_Problem to work on_
Print the listing below in its entirety, character for character.

_Data shown_
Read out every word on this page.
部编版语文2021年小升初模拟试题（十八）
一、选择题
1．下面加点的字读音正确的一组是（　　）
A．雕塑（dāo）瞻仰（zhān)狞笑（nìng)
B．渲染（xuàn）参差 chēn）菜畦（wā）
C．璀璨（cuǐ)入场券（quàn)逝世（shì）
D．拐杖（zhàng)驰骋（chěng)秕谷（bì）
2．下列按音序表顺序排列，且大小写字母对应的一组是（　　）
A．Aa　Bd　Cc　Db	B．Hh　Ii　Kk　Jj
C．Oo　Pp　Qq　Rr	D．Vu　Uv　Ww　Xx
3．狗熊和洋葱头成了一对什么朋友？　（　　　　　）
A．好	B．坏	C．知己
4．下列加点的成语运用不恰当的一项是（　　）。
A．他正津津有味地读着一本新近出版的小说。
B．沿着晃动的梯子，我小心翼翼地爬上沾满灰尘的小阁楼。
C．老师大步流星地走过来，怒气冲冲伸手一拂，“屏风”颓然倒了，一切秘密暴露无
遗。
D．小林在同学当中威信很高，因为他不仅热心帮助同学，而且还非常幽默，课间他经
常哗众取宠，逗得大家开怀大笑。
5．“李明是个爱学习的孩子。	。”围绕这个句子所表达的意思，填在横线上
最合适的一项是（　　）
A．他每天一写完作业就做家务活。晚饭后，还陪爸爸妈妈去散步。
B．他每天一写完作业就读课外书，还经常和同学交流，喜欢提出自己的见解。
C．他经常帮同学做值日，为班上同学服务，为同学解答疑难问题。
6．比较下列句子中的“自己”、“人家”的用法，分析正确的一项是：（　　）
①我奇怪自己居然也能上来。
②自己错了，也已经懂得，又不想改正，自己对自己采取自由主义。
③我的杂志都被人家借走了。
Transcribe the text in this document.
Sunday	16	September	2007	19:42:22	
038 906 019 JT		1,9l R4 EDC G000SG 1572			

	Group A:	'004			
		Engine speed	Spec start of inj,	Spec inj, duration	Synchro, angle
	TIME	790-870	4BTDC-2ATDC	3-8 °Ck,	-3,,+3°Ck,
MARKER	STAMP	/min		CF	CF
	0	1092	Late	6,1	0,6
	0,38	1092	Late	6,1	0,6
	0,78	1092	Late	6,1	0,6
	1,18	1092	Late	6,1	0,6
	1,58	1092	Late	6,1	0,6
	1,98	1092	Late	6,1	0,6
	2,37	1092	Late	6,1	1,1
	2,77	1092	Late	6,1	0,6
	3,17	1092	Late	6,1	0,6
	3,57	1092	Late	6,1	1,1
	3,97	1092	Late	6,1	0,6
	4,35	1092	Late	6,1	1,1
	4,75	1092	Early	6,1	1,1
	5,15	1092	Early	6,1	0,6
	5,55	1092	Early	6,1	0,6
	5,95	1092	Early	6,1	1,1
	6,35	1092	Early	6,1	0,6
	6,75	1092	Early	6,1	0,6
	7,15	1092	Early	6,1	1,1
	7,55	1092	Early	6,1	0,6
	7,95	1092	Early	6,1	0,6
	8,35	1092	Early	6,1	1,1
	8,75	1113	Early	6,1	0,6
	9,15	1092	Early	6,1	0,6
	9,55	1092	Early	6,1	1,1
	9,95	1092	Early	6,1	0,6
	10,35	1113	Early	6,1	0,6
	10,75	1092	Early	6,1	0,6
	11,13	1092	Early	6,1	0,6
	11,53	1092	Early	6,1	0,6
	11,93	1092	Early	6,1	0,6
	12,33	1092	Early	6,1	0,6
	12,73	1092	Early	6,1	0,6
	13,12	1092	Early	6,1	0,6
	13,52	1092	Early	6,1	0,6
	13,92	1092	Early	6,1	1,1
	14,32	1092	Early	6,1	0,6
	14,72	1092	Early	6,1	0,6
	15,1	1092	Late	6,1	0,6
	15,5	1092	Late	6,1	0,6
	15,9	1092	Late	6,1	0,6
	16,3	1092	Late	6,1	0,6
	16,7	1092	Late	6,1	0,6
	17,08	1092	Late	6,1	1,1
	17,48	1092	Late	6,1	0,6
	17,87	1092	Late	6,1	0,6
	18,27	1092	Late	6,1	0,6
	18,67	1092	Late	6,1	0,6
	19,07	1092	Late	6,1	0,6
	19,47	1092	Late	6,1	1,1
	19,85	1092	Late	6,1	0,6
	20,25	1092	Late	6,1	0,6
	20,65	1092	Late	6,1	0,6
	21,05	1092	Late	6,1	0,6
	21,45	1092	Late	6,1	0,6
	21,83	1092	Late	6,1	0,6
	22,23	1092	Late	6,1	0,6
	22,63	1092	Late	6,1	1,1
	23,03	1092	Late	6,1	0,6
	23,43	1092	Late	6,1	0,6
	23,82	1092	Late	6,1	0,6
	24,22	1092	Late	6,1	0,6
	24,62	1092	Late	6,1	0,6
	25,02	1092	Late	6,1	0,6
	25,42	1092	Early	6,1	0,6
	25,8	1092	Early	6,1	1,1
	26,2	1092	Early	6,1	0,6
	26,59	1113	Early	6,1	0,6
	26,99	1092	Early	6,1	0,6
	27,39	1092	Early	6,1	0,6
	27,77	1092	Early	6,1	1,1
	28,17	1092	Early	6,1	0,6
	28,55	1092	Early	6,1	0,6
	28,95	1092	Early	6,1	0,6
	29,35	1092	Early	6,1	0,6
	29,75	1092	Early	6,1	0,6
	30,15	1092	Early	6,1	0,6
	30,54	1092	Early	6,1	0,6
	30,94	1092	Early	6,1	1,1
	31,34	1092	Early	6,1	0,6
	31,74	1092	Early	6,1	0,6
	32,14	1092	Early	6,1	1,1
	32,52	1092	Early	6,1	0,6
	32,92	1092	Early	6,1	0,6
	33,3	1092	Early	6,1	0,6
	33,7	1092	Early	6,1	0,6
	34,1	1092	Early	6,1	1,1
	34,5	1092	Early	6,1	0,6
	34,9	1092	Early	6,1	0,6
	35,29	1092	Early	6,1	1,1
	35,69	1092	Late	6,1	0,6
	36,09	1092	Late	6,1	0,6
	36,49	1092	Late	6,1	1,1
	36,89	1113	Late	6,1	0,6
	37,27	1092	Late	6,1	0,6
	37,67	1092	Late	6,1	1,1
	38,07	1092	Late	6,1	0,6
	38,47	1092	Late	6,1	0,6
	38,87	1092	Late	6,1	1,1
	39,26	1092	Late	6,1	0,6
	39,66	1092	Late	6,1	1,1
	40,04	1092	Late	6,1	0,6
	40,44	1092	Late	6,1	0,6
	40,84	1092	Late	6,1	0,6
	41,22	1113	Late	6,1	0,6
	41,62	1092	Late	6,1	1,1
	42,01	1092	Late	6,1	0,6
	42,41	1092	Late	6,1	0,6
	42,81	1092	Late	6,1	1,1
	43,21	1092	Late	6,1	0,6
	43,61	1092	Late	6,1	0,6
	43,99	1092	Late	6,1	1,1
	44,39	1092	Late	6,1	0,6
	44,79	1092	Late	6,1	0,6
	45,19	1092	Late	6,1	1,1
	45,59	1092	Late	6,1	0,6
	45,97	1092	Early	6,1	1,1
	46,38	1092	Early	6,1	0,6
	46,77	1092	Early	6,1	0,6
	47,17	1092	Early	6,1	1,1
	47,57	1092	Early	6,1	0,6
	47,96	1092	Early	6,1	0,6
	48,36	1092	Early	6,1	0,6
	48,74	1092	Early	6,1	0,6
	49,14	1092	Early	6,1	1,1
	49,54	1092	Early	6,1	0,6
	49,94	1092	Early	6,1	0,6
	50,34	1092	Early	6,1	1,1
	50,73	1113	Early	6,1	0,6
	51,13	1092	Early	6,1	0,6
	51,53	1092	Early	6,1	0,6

_Exercise answer_
Read out every word on this page.
部编版语文2021年小升初模拟试题（十八）
一、选择题
1．下面加点的字读音正确的一组是（　　）
A．雕塑（dāo）瞻仰（zhān)狞笑（nìng)
B．渲染（xuàn）参差 chēn）菜畦（wā）
C．璀璨（cuǐ)入场券（quàn)逝世（shì）
D．拐杖（zhàng)驰骋（chěng)秕谷（bì）
2．下列按音序表顺序排列，且大小写字母对应的一组是（　　）
A．Aa　Bd　Cc　Db	B．Hh　Ii　Kk　Jj
C．Oo　Pp　Qq　Rr	D．Vu　Uv　Ww　Xx
3．狗熊和洋葱头成了一对什么朋友？　（　　　　　）
A．好	B．坏	C．知己
4．下列加点的成语运用不恰当的一项是（　　）。
A．他正津津有味地读着一本新近出版的小说。
B．沿着晃动的梯子，我小心翼翼地爬上沾满灰尘的小阁楼。
C．老师大步流星地走过来，怒气冲冲伸手一拂，“屏风”颓然倒了，一切秘密暴露无
遗。
D．小林在同学当中威信很高，因为他不仅热心帮助同学，而且还非常幽默，课间他经
常哗众取宠，逗得大家开怀大笑。
5．“李明是个爱学习的孩子。	。”围绕这个句子所表达的意思，填在横线上
最合适的一项是（　　）
A．他每天一写完作业就做家务活。晚饭后，还陪爸爸妈妈去散步。
B．他每天一写完作业就读课外书，还经常和同学交流，喜欢提出自己的见解。
C．他经常帮同学做值日，为班上同学服务，为同学解答疑难问题。
6．比较下列句子中的“自己”、“人家”的用法，分析正确的一项是：（　　）
①我奇怪自己居然也能上来。
②自己错了，也已经懂得，又不想改正，自己对自己采取自由主义。
③我的杂志都被人家借走了。
Transcribe the text in this document.
Sunday	16	September	2007	19:42:22	
038 906 019 JT		1,9l R4 EDC G000SG 1572			

	Group A:	'004			
		Engine speed	Spec start of inj,	Spec inj, duration	Synchro, angle
	TIME	790-870	4BTDC-2ATDC	3-8 °Ck,	-3,,+3°Ck,
MARKER	STAMP	/min		CF	CF
	0	1092	Late	6,1	0,6
	0,38	1092	Late	6,1	0,6
	0,78	1092	Late	6,1	0,6
	1,18	1092	Late	6,1	0,6
	1,58	1092	Late	6,1	0,6
	1,98	1092	Late	6,1	0,6
	2,37	1092	Late	6,1	1,1
	2,77	1092	Late	6,1	0,6
	3,17	1092	Late	6,1	0,6
	3,57	1092	Late	6,1	1,1
	3,97	1092	Late	6,1	0,6
	4,35	1092	Late	6,1	1,1
	4,75	1092	Early	6,1	1,1
	5,15	1092	Early	6,1	0,6
	5,55	1092	Early	6,1	0,6
	5,95	1092	Early	6,1	1,1
	6,35	1092	Early	6,1	0,6
	6,75	1092	Early	6,1	0,6
	7,15	1092	Early	6,1	1,1
	7,55	1092	Early	6,1	0,6
	7,95	1092	Early	6,1	0,6
	8,35	1092	Early	6,1	1,1
	8,75	1113	Early	6,1	0,6
	9,15	1092	Early	6,1	0,6
	9,55	1092	Early	6,1	1,1
	9,95	1092	Early	6,1	0,6
	10,35	1113	Early	6,1	0,6
	10,75	1092	Early	6,1	0,6
	11,13	1092	Early	6,1	0,6
	11,53	1092	Early	6,1	0,6
	11,93	1092	Early	6,1	0,6
	12,33	1092	Early	6,1	0,6
	12,73	1092	Early	6,1	0,6
	13,12	1092	Early	6,1	0,6
	13,52	1092	Early	6,1	0,6
	13,92	1092	Early	6,1	1,1
	14,32	1092	Early	6,1	0,6
	14,72	1092	Early	6,1	0,6
	15,1	1092	Late	6,1	0,6
	15,5	1092	Late	6,1	0,6
	15,9	1092	Late	6,1	0,6
	16,3	1092	Late	6,1	0,6
	16,7	1092	Late	6,1	0,6
	17,08	1092	Late	6,1	1,1
	17,48	1092	Late	6,1	0,6
	17,87	1092	Late	6,1	0,6
	18,27	1092	Late	6,1	0,6
	18,67	1092	Late	6,1	0,6
	19,07	1092	Late	6,1	0,6
	19,47	1092	Late	6,1	1,1
	19,85	1092	Late	6,1	0,6
	20,25	1092	Late	6,1	0,6
	20,65	1092	Late	6,1	0,6
	21,05	1092	Late	6,1	0,6
	21,45	1092	Late	6,1	0,6
	21,83	1092	Late	6,1	0,6
	22,23	1092	Late	6,1	0,6
	22,63	1092	Late	6,1	1,1
	23,03	1092	Late	6,1	0,6
	23,43	1092	Late	6,1	0,6
	23,82	1092	Late	6,1	0,6
	24,22	1092	Late	6,1	0,6
	24,62	1092	Late	6,1	0,6
	25,02	1092	Late	6,1	0,6
	25,42	1092	Early	6,1	0,6
	25,8	1092	Early	6,1	1,1
	26,2	1092	Early	6,1	0,6
	26,59	1113	Early	6,1	0,6
	26,99	1092	Early	6,1	0,6
	27,39	1092	Early	6,1	0,6
	27,77	1092	Early	6,1	1,1
	28,17	1092	Early	6,1	0,6
	28,55	1092	Early	6,1	0,6
	28,95	1092	Early	6,1	0,6
	29,35	1092	Early	6,1	0,6
	29,75	1092	Early	6,1	0,6
	30,15	1092	Early	6,1	0,6
	30,54	1092	Early	6,1	0,6
	30,94	1092	Early	6,1	1,1
	31,34	1092	Early	6,1	0,6
	31,74	1092	Early	6,1	0,6
	32,14	1092	Early	6,1	1,1
	32,52	1092	Early	6,1	0,6
	32,92	1092	Early	6,1	0,6
	33,3	1092	Early	6,1	0,6
	33,7	1092	Early	6,1	0,6
	34,1	1092	Early	6,1	1,1
	34,5	1092	Early	6,1	0,6
	34,9	1092	Early	6,1	0,6
	35,29	1092	Early	6,1	1,1
	35,69	1092	Late	6,1	0,6
	36,09	1092	Late	6,1	0,6
	36,49	1092	Late	6,1	1,1
	36,89	1113	Late	6,1	0,6
	37,27	1092	Late	6,1	0,6
	37,67	1092	Late	6,1	1,1
	38,07	1092	Late	6,1	0,6
	38,47	1092	Late	6,1	0,6
	38,87	1092	Late	6,1	1,1
	39,26	1092	Late	6,1	0,6
	39,66	1092	Late	6,1	1,1
	40,04	1092	Late	6,1	0,6
	40,44	1092	Late	6,1	0,6
	40,84	1092	Late	6,1	0,6
	41,22	1113	Late	6,1	0,6
	41,62	1092	Late	6,1	1,1
	42,01	1092	Late	6,1	0,6
	42,41	1092	Late	6,1	0,6
	42,81	1092	Late	6,1	1,1
	43,21	1092	Late	6,1	0,6
	43,61	1092	Late	6,1	0,6
	43,99	1092	Late	6,1	1,1
	44,39	1092	Late	6,1	0,6
	44,79	1092	Late	6,1	0,6
	45,19	1092	Late	6,1	1,1
	45,59	1092	Late	6,1	0,6
	45,97	1092	Early	6,1	1,1
	46,38	1092	Early	6,1	0,6
	46,77	1092	Early	6,1	0,6
	47,17	1092	Early	6,1	1,1
	47,57	1092	Early	6,1	0,6
	47,96	1092	Early	6,1	0,6
	48,36	1092	Early	6,1	0,6
	48,74	1092	Early	6,1	0,6
	49,14	1092	Early	6,1	1,1
	49,54	1092	Early	6,1	0,6
	49,94	1092	Early	6,1	0,6
	50,34	1092	Early	6,1	1,1
	50,73	1113	Early	6,1	0,6
	51,13	1092	Early	6,1	0,6
	51,53	1092	Early	6,1	0,6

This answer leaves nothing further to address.